Below are some records. Say how many of their lines include the string "ylabel", giving only the number.

— start of Provided material —

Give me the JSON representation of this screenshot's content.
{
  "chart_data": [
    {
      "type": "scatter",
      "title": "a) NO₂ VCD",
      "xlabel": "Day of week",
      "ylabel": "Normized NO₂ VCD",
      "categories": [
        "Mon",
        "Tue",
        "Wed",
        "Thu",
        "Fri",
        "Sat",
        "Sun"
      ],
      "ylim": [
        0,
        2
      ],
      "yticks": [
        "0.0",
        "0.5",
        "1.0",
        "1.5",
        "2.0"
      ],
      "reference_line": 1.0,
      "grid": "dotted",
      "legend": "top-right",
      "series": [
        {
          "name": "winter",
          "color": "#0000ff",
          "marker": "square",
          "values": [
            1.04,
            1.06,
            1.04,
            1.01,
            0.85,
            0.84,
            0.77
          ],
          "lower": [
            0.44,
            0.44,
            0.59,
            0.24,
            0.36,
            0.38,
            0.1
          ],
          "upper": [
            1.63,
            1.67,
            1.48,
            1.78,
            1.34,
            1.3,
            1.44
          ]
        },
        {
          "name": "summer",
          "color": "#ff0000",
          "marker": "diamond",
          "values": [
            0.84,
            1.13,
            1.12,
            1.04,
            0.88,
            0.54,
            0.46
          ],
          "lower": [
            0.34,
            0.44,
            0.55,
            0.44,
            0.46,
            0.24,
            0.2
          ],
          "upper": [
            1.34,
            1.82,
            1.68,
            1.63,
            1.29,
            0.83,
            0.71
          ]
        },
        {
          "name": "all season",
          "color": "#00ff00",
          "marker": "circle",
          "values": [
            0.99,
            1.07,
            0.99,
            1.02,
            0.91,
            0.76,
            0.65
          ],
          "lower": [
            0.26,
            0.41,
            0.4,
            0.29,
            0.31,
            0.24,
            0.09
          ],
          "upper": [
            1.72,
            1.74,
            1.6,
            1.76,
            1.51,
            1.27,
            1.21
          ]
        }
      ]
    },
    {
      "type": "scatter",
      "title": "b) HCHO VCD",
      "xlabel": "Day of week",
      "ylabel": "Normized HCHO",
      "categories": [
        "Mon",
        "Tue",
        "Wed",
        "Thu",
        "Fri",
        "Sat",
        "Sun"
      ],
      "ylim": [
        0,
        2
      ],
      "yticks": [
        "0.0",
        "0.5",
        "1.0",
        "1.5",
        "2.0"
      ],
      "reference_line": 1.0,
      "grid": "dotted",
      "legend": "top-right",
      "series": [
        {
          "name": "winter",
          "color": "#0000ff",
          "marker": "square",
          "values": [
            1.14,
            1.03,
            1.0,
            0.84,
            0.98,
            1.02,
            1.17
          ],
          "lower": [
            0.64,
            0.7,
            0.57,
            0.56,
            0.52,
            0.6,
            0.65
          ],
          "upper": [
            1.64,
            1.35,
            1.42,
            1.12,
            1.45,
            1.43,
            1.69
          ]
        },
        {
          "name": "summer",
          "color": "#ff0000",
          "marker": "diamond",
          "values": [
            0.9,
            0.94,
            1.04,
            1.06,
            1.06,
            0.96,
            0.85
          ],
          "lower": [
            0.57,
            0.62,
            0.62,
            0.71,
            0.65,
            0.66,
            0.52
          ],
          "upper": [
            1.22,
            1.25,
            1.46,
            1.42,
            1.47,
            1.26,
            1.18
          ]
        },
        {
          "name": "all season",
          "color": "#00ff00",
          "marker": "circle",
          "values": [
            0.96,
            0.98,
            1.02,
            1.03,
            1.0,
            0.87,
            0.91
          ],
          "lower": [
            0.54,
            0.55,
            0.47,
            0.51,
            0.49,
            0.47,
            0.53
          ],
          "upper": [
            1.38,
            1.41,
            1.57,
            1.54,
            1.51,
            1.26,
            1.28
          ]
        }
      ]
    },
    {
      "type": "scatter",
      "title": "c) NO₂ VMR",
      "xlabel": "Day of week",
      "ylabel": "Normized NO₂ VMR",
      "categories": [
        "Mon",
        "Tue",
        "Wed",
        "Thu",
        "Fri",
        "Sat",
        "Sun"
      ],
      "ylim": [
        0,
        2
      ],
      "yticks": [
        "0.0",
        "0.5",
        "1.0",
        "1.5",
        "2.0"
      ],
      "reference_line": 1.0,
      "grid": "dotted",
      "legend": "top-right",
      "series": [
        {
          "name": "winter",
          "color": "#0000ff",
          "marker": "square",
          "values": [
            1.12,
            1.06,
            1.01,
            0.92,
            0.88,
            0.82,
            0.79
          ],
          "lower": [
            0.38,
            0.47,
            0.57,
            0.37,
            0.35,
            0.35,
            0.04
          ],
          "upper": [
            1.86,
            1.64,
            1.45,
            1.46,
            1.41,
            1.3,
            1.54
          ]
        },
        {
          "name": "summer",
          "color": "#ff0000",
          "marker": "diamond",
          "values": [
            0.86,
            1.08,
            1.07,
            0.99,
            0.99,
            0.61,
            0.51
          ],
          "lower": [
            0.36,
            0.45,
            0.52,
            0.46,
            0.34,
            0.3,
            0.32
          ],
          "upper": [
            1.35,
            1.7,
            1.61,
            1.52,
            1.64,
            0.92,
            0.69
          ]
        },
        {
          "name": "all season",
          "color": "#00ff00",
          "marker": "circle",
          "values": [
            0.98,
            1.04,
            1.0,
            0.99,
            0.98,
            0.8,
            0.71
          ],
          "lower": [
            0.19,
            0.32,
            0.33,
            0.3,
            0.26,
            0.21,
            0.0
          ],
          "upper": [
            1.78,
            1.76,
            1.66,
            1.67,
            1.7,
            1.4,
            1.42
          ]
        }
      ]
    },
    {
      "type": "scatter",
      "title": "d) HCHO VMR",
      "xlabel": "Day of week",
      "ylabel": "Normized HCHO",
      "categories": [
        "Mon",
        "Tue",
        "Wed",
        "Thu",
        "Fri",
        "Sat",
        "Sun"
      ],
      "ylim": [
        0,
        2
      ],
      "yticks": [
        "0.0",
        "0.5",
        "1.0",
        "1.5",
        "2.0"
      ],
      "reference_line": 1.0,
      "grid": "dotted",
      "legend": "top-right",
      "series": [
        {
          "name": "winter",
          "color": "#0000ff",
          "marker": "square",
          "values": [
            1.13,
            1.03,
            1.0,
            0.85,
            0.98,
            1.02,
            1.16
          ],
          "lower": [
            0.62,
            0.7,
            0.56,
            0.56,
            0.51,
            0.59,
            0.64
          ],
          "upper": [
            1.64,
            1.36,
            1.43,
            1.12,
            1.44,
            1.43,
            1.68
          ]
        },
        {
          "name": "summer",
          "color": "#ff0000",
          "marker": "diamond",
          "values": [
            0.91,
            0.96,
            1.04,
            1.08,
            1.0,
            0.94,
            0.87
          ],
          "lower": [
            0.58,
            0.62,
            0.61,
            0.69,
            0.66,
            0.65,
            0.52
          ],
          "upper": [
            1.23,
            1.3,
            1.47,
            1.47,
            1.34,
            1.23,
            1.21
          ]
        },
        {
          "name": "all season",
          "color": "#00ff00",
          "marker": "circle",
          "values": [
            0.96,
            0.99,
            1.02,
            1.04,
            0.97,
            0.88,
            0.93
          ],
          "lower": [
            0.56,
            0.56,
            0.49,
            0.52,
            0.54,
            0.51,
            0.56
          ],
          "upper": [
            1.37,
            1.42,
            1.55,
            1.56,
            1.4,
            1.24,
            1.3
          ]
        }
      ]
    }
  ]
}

— end of Provided material —

Result of the task:
4